↓↓↓
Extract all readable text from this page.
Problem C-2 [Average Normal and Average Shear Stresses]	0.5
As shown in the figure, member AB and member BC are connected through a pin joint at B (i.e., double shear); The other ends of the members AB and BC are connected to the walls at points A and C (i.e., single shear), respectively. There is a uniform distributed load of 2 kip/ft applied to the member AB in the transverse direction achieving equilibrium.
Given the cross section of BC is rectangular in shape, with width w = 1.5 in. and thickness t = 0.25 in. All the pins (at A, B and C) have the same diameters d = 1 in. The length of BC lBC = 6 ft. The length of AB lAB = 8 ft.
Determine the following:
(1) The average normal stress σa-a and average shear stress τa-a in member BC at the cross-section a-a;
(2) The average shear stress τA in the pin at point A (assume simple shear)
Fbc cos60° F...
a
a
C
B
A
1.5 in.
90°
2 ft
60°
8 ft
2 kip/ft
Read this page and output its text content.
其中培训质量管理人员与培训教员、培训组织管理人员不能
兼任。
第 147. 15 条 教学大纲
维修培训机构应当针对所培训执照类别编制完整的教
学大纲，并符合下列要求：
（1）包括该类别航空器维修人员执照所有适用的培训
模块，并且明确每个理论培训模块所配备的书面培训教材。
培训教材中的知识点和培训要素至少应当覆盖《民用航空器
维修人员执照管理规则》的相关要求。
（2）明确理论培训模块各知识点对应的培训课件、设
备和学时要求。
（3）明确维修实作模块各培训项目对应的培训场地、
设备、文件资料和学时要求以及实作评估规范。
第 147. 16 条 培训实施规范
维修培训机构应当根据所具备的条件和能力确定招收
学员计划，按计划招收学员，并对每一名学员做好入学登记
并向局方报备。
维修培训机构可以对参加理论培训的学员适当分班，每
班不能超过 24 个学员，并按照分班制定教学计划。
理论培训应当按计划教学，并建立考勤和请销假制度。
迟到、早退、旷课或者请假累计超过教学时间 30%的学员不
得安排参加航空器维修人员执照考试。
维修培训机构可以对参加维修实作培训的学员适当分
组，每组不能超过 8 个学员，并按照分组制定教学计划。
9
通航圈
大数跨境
↑↑↑
→ OBJECTIVE: Please quote every record above exactly as it appears.

→ REPLY TO THE TASK:
Extract all readable text from this page.
Problem C-2 [Average Normal and Average Shear Stresses]	0.5
As shown in the figure, member AB and member BC are connected through a pin joint at B (i.e., double shear); The other ends of the members AB and BC are connected to the walls at points A and C (i.e., single shear), respectively. There is a uniform distributed load of 2 kip/ft applied to the member AB in the transverse direction achieving equilibrium.
Given the cross section of BC is rectangular in shape, with width w = 1.5 in. and thickness t = 0.25 in. All the pins (at A, B and C) have the same diameters d = 1 in. The length of BC lBC = 6 ft. The length of AB lAB = 8 ft.
Determine the following:
(1) The average normal stress σa-a and average shear stress τa-a in member BC at the cross-section a-a;
(2) The average shear stress τA in the pin at point A (assume simple shear)
Fbc cos60° F...
a
a
C
B
A
1.5 in.
90°
2 ft
60°
8 ft
2 kip/ft
Read this page and output its text content.
其中培训质量管理人员与培训教员、培训组织管理人员不能
兼任。
第 147. 15 条 教学大纲
维修培训机构应当针对所培训执照类别编制完整的教
学大纲，并符合下列要求：
（1）包括该类别航空器维修人员执照所有适用的培训
模块，并且明确每个理论培训模块所配备的书面培训教材。
培训教材中的知识点和培训要素至少应当覆盖《民用航空器
维修人员执照管理规则》的相关要求。
（2）明确理论培训模块各知识点对应的培训课件、设
备和学时要求。
（3）明确维修实作模块各培训项目对应的培训场地、
设备、文件资料和学时要求以及实作评估规范。
第 147. 16 条 培训实施规范
维修培训机构应当根据所具备的条件和能力确定招收
学员计划，按计划招收学员，并对每一名学员做好入学登记
并向局方报备。
维修培训机构可以对参加理论培训的学员适当分班，每
班不能超过 24 个学员，并按照分班制定教学计划。
理论培训应当按计划教学，并建立考勤和请销假制度。
迟到、早退、旷课或者请假累计超过教学时间 30%的学员不
得安排参加航空器维修人员执照考试。
维修培训机构可以对参加维修实作培训的学员适当分
组，每组不能超过 8 个学员，并按照分组制定教学计划。
9
通航圈
大数跨境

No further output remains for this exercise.